--- Start of MATERIAL ---
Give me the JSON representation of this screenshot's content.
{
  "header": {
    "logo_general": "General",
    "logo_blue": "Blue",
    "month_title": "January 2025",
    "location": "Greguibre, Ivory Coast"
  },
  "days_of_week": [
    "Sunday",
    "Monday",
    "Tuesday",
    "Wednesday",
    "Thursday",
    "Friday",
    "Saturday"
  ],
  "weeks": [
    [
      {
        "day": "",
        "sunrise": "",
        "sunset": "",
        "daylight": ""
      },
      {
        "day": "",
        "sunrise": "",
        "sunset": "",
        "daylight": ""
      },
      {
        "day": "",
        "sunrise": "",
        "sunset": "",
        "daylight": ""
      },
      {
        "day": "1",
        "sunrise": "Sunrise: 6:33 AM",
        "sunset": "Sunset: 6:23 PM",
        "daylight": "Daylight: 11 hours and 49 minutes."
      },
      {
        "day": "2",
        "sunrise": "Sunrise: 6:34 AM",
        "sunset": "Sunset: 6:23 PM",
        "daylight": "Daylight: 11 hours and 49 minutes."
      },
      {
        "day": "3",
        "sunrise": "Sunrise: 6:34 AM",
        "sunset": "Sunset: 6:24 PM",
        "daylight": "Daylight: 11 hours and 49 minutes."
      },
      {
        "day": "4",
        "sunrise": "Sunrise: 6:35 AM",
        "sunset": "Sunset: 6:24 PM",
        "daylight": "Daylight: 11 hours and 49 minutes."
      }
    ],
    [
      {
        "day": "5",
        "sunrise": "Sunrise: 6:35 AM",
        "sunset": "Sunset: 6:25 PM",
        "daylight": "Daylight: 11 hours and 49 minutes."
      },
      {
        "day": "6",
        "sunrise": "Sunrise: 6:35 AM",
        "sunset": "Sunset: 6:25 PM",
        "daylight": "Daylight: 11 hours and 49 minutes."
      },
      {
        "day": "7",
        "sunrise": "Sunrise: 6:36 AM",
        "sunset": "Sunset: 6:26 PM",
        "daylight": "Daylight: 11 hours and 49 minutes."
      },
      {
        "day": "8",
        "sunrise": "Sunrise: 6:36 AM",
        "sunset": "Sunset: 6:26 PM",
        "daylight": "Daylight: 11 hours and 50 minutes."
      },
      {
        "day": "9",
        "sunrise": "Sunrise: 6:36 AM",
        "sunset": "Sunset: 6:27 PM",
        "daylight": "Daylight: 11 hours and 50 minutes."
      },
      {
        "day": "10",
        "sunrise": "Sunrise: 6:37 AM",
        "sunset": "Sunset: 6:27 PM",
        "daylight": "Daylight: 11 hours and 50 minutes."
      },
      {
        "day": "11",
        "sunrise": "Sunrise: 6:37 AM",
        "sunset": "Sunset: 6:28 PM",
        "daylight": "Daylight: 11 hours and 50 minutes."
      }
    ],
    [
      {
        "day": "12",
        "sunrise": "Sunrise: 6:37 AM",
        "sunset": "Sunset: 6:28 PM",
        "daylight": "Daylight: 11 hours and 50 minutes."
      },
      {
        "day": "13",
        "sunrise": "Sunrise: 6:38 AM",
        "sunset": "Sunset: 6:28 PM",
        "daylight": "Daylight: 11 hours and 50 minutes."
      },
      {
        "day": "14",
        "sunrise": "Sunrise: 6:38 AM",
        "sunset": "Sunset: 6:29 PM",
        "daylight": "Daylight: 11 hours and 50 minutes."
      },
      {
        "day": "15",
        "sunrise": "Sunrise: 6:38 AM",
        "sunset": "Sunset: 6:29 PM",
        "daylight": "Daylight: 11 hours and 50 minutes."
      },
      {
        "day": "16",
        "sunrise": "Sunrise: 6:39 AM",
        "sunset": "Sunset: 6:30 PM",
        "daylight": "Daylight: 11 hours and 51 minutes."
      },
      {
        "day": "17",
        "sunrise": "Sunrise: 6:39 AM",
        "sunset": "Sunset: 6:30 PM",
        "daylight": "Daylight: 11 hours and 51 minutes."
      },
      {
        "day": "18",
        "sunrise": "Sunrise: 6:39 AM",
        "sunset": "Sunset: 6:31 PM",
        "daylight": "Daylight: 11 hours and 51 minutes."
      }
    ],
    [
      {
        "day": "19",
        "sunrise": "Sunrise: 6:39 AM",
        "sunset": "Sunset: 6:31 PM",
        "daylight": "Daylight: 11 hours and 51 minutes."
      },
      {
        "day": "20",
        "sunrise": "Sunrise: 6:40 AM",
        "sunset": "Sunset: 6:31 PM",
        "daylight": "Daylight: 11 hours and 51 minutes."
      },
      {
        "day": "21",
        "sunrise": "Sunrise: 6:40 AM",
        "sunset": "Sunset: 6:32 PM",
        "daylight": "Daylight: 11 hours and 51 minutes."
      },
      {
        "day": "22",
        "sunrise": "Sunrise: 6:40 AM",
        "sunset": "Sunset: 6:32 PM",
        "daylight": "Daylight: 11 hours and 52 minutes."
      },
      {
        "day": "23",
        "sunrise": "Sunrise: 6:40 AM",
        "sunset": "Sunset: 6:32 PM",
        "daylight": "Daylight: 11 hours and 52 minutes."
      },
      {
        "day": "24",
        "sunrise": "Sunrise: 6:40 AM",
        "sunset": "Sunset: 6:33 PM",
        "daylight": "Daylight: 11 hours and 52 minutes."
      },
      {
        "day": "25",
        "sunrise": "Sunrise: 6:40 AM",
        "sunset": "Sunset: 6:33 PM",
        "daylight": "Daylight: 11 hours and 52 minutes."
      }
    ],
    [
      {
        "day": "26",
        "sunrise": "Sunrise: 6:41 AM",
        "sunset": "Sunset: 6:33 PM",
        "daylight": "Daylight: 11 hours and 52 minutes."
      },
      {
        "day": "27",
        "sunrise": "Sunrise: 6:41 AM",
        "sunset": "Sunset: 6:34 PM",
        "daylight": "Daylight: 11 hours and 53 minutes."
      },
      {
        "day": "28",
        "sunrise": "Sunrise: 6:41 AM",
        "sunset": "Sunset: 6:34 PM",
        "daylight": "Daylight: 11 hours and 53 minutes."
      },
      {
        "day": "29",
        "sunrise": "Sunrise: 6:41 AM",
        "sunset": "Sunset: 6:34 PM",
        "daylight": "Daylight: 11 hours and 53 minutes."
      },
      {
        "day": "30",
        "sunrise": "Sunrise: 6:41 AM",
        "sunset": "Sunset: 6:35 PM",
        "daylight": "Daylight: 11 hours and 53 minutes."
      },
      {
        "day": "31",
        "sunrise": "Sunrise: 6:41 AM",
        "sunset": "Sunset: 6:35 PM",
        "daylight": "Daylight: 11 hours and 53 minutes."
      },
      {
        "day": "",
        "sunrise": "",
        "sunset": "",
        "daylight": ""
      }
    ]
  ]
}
--- End of MATERIAL ---
EXERCISE
Restate the data above exactly, keeping each word as it stands.

ANSWER TO THE EXERCISE
Give me the JSON representation of this screenshot's content.
{
  "header": {
    "logo_general": "General",
    "logo_blue": "Blue",
    "month_title": "January 2025",
    "location": "Greguibre, Ivory Coast"
  },
  "days_of_week": [
    "Sunday",
    "Monday",
    "Tuesday",
    "Wednesday",
    "Thursday",
    "Friday",
    "Saturday"
  ],
  "weeks": [
    [
      {
        "day": "",
        "sunrise": "",
        "sunset": "",
        "daylight": ""
      },
      {
        "day": "",
        "sunrise": "",
        "sunset": "",
        "daylight": ""
      },
      {
        "day": "",
        "sunrise": "",
        "sunset": "",
        "daylight": ""
      },
      {
        "day": "1",
        "sunrise": "Sunrise: 6:33 AM",
        "sunset": "Sunset: 6:23 PM",
        "daylight": "Daylight: 11 hours and 49 minutes."
      },
      {
        "day": "2",
        "sunrise": "Sunrise: 6:34 AM",
        "sunset": "Sunset: 6:23 PM",
        "daylight": "Daylight: 11 hours and 49 minutes."
      },
      {
        "day": "3",
        "sunrise": "Sunrise: 6:34 AM",
        "sunset": "Sunset: 6:24 PM",
        "daylight": "Daylight: 11 hours and 49 minutes."
      },
      {
        "day": "4",
        "sunrise": "Sunrise: 6:35 AM",
        "sunset": "Sunset: 6:24 PM",
        "daylight": "Daylight: 11 hours and 49 minutes."
      }
    ],
    [
      {
        "day": "5",
        "sunrise": "Sunrise: 6:35 AM",
        "sunset": "Sunset: 6:25 PM",
        "daylight": "Daylight: 11 hours and 49 minutes."
      },
      {
        "day": "6",
        "sunrise": "Sunrise: 6:35 AM",
        "sunset": "Sunset: 6:25 PM",
        "daylight": "Daylight: 11 hours and 49 minutes."
      },
      {
        "day": "7",
        "sunrise": "Sunrise: 6:36 AM",
        "sunset": "Sunset: 6:26 PM",
        "daylight": "Daylight: 11 hours and 49 minutes."
      },
      {
        "day": "8",
        "sunrise": "Sunrise: 6:36 AM",
        "sunset": "Sunset: 6:26 PM",
        "daylight": "Daylight: 11 hours and 50 minutes."
      },
      {
        "day": "9",
        "sunrise": "Sunrise: 6:36 AM",
        "sunset": "Sunset: 6:27 PM",
        "daylight": "Daylight: 11 hours and 50 minutes."
      },
      {
        "day": "10",
        "sunrise": "Sunrise: 6:37 AM",
        "sunset": "Sunset: 6:27 PM",
        "daylight": "Daylight: 11 hours and 50 minutes."
      },
      {
        "day": "11",
        "sunrise": "Sunrise: 6:37 AM",
        "sunset": "Sunset: 6:28 PM",
        "daylight": "Daylight: 11 hours and 50 minutes."
      }
    ],
    [
      {
        "day": "12",
        "sunrise": "Sunrise: 6:37 AM",
        "sunset": "Sunset: 6:28 PM",
        "daylight": "Daylight: 11 hours and 50 minutes."
      },
      {
        "day": "13",
        "sunrise": "Sunrise: 6:38 AM",
        "sunset": "Sunset: 6:28 PM",
        "daylight": "Daylight: 11 hours and 50 minutes."
      },
      {
        "day": "14",
        "sunrise": "Sunrise: 6:38 AM",
        "sunset": "Sunset: 6:29 PM",
        "daylight": "Daylight: 11 hours and 50 minutes."
      },
      {
        "day": "15",
        "sunrise": "Sunrise: 6:38 AM",
        "sunset": "Sunset: 6:29 PM",
        "daylight": "Daylight: 11 hours and 50 minutes."
      },
      {
        "day": "16",
        "sunrise": "Sunrise: 6:39 AM",
        "sunset": "Sunset: 6:30 PM",
        "daylight": "Daylight: 11 hours and 51 minutes."
      },
      {
        "day": "17",
        "sunrise": "Sunrise: 6:39 AM",
        "sunset": "Sunset: 6:30 PM",
        "daylight": "Daylight: 11 hours and 51 minutes."
      },
      {
        "day": "18",
        "sunrise": "Sunrise: 6:39 AM",
        "sunset": "Sunset: 6:31 PM",
        "daylight": "Daylight: 11 hours and 51 minutes."
      }
    ],
    [
      {
        "day": "19",
        "sunrise": "Sunrise: 6:39 AM",
        "sunset": "Sunset: 6:31 PM",
        "daylight": "Daylight: 11 hours and 51 minutes."
      },
      {
        "day": "20",
        "sunrise": "Sunrise: 6:40 AM",
        "sunset": "Sunset: 6:31 PM",
        "daylight": "Daylight: 11 hours and 51 minutes."
      },
      {
        "day": "21",
        "sunrise": "Sunrise: 6:40 AM",
        "sunset": "Sunset: 6:32 PM",
        "daylight": "Daylight: 11 hours and 51 minutes."
      },
      {
        "day": "22",
        "sunrise": "Sunrise: 6:40 AM",
        "sunset": "Sunset: 6:32 PM",
        "daylight": "Daylight: 11 hours and 52 minutes."
      },
      {
        "day": "23",
        "sunrise": "Sunrise: 6:40 AM",
        "sunset": "Sunset: 6:32 PM",
        "daylight": "Daylight: 11 hours and 52 minutes."
      },
      {
        "day": "24",
        "sunrise": "Sunrise: 6:40 AM",
        "sunset": "Sunset: 6:33 PM",
        "daylight": "Daylight: 11 hours and 52 minutes."
      },
      {
        "day": "25",
        "sunrise": "Sunrise: 6:40 AM",
        "sunset": "Sunset: 6:33 PM",
        "daylight": "Daylight: 11 hours and 52 minutes."
      }
    ],
    [
      {
        "day": "26",
        "sunrise": "Sunrise: 6:41 AM",
        "sunset": "Sunset: 6:33 PM",
        "daylight": "Daylight: 11 hours and 52 minutes."
      },
      {
        "day": "27",
        "sunrise": "Sunrise: 6:41 AM",
        "sunset": "Sunset: 6:34 PM",
        "daylight": "Daylight: 11 hours and 53 minutes."
      },
      {
        "day": "28",
        "sunrise": "Sunrise: 6:41 AM",
        "sunset": "Sunset: 6:34 PM",
        "daylight": "Daylight: 11 hours and 53 minutes."
      },
      {
        "day": "29",
        "sunrise": "Sunrise: 6:41 AM",
        "sunset": "Sunset: 6:34 PM",
        "daylight": "Daylight: 11 hours and 53 minutes."
      },
      {
        "day": "30",
        "sunrise": "Sunrise: 6:41 AM",
        "sunset": "Sunset: 6:35 PM",
        "daylight": "Daylight: 11 hours and 53 minutes."
      },
      {
        "day": "31",
        "sunrise": "Sunrise: 6:41 AM",
        "sunset": "Sunset: 6:35 PM",
        "daylight": "Daylight: 11 hours and 53 minutes."
      },
      {
        "day": "",
        "sunrise": "",
        "sunset": "",
        "daylight": ""
      }
    ]
  ]
}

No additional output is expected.